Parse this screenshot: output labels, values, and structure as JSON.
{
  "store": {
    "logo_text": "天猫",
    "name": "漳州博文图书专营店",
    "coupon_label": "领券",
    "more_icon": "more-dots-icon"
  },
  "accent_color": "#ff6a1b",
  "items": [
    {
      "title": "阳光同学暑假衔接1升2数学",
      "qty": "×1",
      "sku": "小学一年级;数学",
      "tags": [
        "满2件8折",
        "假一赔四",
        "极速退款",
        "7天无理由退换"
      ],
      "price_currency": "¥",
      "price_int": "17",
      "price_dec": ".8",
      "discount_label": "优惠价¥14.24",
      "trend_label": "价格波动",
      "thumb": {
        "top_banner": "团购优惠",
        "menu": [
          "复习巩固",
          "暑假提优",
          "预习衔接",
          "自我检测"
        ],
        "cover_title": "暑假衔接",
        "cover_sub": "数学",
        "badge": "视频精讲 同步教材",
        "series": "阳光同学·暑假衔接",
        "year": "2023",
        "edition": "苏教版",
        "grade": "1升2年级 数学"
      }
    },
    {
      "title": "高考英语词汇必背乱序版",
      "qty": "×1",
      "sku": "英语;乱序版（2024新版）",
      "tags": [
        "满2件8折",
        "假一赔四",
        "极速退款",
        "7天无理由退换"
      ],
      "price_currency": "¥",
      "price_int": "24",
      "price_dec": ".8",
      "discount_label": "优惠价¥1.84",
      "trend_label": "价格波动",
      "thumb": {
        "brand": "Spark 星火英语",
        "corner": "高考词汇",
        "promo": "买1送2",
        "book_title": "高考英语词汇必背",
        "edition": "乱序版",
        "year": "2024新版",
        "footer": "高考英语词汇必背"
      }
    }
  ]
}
==
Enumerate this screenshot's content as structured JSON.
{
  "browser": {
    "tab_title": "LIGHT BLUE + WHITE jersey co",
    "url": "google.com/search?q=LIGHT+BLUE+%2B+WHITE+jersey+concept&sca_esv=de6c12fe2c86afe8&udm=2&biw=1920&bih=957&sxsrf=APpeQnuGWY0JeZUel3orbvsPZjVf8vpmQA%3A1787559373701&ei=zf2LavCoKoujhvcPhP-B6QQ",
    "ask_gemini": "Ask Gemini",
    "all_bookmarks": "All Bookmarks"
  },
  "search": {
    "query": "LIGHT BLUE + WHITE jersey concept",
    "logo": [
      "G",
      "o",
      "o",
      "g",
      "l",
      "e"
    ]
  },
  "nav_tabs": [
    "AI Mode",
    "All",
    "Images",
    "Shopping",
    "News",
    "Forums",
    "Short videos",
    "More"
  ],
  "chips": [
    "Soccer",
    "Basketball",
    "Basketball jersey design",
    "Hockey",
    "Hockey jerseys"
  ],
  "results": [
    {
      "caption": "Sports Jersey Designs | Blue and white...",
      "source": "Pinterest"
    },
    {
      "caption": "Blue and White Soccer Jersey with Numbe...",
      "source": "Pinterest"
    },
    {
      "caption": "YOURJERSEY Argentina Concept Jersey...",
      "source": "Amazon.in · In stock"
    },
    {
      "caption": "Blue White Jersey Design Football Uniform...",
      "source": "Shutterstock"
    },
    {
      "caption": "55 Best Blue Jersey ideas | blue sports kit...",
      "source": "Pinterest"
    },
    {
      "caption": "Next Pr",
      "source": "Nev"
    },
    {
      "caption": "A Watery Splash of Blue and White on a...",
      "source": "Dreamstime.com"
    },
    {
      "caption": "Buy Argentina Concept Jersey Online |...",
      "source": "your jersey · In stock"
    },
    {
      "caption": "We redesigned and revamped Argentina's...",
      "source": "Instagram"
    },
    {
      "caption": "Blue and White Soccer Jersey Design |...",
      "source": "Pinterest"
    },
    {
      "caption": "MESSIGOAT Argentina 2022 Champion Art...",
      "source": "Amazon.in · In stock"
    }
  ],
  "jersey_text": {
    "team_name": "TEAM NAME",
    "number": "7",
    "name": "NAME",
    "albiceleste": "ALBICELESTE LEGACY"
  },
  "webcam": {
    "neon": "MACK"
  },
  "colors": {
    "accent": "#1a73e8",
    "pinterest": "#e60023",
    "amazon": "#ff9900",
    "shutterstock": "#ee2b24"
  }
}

◆ Direction
Give only the number of lines in the material above where the string "Argentina" appears.

◆ Written response
4